- _Material provided_:
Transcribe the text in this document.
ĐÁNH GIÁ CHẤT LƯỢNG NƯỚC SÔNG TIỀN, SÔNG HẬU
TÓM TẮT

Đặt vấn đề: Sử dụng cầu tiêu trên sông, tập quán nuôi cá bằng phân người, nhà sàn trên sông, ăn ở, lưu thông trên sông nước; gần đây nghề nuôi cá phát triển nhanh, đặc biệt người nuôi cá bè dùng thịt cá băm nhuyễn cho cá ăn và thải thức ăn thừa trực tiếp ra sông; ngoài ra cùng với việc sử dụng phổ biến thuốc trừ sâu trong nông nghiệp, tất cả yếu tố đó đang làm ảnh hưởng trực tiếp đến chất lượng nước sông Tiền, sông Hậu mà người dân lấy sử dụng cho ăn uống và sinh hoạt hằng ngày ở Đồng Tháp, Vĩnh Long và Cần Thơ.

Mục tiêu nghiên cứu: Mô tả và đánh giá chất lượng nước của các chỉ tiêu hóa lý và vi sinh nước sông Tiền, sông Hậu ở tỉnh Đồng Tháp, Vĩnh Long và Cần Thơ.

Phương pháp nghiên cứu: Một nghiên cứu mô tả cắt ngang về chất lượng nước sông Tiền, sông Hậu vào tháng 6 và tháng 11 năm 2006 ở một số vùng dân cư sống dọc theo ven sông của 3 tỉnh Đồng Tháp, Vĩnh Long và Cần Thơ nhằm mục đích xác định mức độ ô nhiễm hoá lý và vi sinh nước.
--
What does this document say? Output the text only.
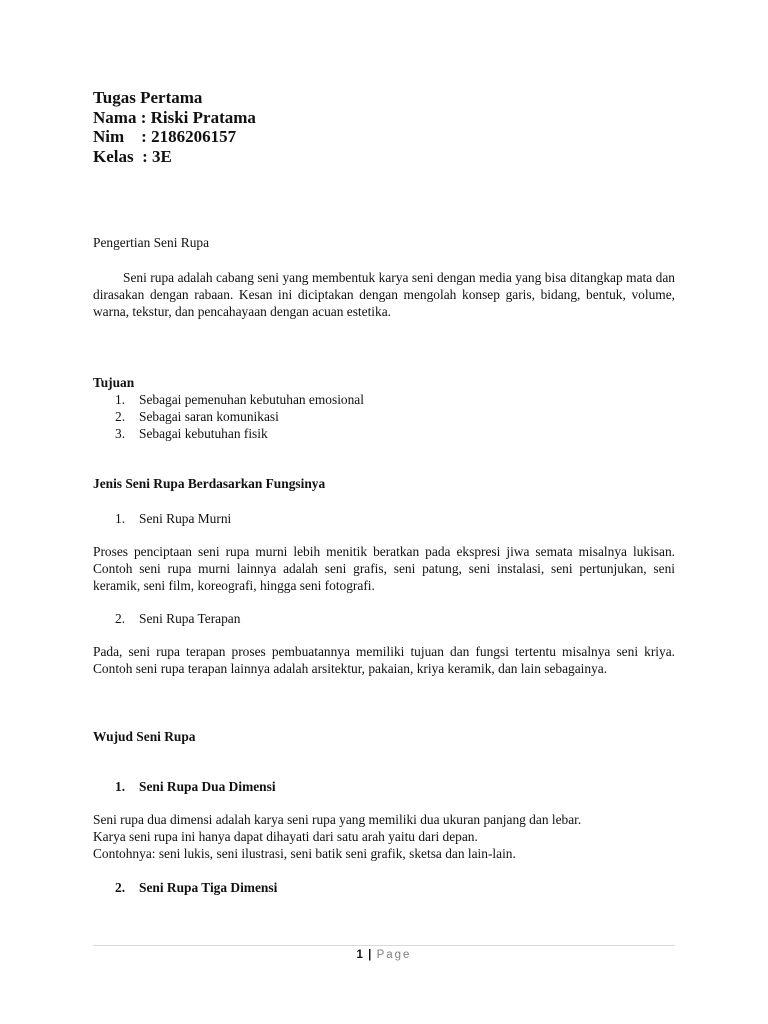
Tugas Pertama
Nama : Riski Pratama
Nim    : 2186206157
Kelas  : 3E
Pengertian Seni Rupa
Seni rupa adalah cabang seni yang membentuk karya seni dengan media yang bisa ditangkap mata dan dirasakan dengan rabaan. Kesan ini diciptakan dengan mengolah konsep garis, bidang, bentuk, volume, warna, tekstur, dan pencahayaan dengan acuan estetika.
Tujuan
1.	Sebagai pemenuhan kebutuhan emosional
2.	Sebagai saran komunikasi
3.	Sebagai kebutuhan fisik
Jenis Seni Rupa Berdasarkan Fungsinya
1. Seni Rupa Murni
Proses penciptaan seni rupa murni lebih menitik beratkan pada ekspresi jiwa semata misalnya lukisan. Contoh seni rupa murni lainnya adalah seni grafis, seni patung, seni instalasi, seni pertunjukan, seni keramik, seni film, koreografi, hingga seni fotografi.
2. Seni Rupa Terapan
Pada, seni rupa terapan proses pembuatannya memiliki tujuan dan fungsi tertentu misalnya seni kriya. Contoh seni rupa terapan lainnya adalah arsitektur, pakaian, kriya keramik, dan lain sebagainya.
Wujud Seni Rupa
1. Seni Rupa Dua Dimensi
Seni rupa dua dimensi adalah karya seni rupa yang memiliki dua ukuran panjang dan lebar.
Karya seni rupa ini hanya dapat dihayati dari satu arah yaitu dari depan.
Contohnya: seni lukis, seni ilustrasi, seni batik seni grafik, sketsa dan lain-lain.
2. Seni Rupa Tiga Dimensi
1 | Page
---
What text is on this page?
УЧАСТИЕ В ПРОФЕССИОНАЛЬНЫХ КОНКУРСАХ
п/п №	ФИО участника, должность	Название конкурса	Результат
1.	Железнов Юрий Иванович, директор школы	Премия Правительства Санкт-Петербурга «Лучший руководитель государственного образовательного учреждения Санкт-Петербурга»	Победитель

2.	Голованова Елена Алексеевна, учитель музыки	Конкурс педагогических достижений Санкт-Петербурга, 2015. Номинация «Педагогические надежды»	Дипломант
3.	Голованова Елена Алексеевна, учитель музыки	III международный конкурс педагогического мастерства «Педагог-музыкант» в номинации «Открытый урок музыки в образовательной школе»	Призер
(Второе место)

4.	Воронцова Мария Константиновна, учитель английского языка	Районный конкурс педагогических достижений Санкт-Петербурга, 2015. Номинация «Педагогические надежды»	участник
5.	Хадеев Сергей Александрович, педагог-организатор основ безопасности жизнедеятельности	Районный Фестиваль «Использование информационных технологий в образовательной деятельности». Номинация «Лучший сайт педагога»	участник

- _Exercise directions_: List the lines of the material in which the word "tỉnh" occurs.

- _Final answer_:
Mục tiêu nghiên cứu: Mô tả và đánh giá chất lượng nước của các chỉ tiêu hóa lý và vi sinh nước sông Tiền, sông Hậu ở tỉnh Đồng Tháp, Vĩnh Long và Cần Thơ.
Phương pháp nghiên cứu: Một nghiên cứu mô tả cắt ngang về chất lượng nước sông Tiền, sông Hậu vào tháng 6 và tháng 11 năm 2006 ở một số vùng dân cư sống dọc theo ven sông của 3 tỉnh Đồng Tháp, Vĩnh Long và Cần Thơ nhằm mục đích xác định mức độ ô nhiễm hoá lý và vi sinh nước.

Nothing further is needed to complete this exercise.